▶ **Written problem**
Copy every record word for word.
Begin
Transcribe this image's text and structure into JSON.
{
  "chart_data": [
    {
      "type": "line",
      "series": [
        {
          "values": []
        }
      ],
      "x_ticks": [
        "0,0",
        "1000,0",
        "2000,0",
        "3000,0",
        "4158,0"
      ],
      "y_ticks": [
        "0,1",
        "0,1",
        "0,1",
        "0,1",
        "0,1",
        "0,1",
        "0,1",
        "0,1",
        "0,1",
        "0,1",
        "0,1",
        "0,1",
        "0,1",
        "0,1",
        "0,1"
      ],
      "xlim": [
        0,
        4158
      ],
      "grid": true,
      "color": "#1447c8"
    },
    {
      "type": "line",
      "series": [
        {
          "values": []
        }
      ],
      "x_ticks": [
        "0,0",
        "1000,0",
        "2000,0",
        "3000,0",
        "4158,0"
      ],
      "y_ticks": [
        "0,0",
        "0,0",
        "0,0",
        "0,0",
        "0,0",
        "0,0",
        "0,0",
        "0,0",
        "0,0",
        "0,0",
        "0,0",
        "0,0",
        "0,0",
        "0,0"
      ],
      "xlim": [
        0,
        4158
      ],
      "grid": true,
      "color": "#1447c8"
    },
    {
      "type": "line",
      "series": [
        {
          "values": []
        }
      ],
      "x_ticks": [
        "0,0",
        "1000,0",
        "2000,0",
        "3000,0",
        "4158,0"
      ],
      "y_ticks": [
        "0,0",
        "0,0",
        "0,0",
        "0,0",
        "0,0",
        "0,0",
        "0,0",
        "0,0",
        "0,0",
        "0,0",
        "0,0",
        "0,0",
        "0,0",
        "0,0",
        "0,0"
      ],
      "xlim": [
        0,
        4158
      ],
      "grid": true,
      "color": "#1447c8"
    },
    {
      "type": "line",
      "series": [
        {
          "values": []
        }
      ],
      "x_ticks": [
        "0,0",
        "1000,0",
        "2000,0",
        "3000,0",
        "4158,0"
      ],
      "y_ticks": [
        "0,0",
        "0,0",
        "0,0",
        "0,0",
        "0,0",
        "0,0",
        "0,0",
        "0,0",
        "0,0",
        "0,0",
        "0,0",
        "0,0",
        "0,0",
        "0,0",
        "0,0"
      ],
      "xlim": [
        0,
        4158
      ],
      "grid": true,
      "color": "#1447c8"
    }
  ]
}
End
▶ **Reply to the task**
Transcribe this image's text and structure into JSON.
{
  "chart_data": [
    {
      "type": "line",
      "series": [
        {
          "values": []
        }
      ],
      "x_ticks": [
        "0,0",
        "1000,0",
        "2000,0",
        "3000,0",
        "4158,0"
      ],
      "y_ticks": [
        "0,1",
        "0,1",
        "0,1",
        "0,1",
        "0,1",
        "0,1",
        "0,1",
        "0,1",
        "0,1",
        "0,1",
        "0,1",
        "0,1",
        "0,1",
        "0,1",
        "0,1"
      ],
      "xlim": [
        0,
        4158
      ],
      "grid": true,
      "color": "#1447c8"
    },
    {
      "type": "line",
      "series": [
        {
          "values": []
        }
      ],
      "x_ticks": [
        "0,0",
        "1000,0",
        "2000,0",
        "3000,0",
        "4158,0"
      ],
      "y_ticks": [
        "0,0",
        "0,0",
        "0,0",
        "0,0",
        "0,0",
        "0,0",
        "0,0",
        "0,0",
        "0,0",
        "0,0",
        "0,0",
        "0,0",
        "0,0",
        "0,0"
      ],
      "xlim": [
        0,
        4158
      ],
      "grid": true,
      "color": "#1447c8"
    },
    {
      "type": "line",
      "series": [
        {
          "values": []
        }
      ],
      "x_ticks": [
        "0,0",
        "1000,0",
        "2000,0",
        "3000,0",
        "4158,0"
      ],
      "y_ticks": [
        "0,0",
        "0,0",
        "0,0",
        "0,0",
        "0,0",
        "0,0",
        "0,0",
        "0,0",
        "0,0",
        "0,0",
        "0,0",
        "0,0",
        "0,0",
        "0,0",
        "0,0"
      ],
      "xlim": [
        0,
        4158
      ],
      "grid": true,
      "color": "#1447c8"
    },
    {
      "type": "line",
      "series": [
        {
          "values": []
        }
      ],
      "x_ticks": [
        "0,0",
        "1000,0",
        "2000,0",
        "3000,0",
        "4158,0"
      ],
      "y_ticks": [
        "0,0",
        "0,0",
        "0,0",
        "0,0",
        "0,0",
        "0,0",
        "0,0",
        "0,0",
        "0,0",
        "0,0",
        "0,0",
        "0,0",
        "0,0",
        "0,0",
        "0,0"
      ],
      "xlim": [
        0,
        4158
      ],
      "grid": true,
      "color": "#1447c8"
    }
  ]
}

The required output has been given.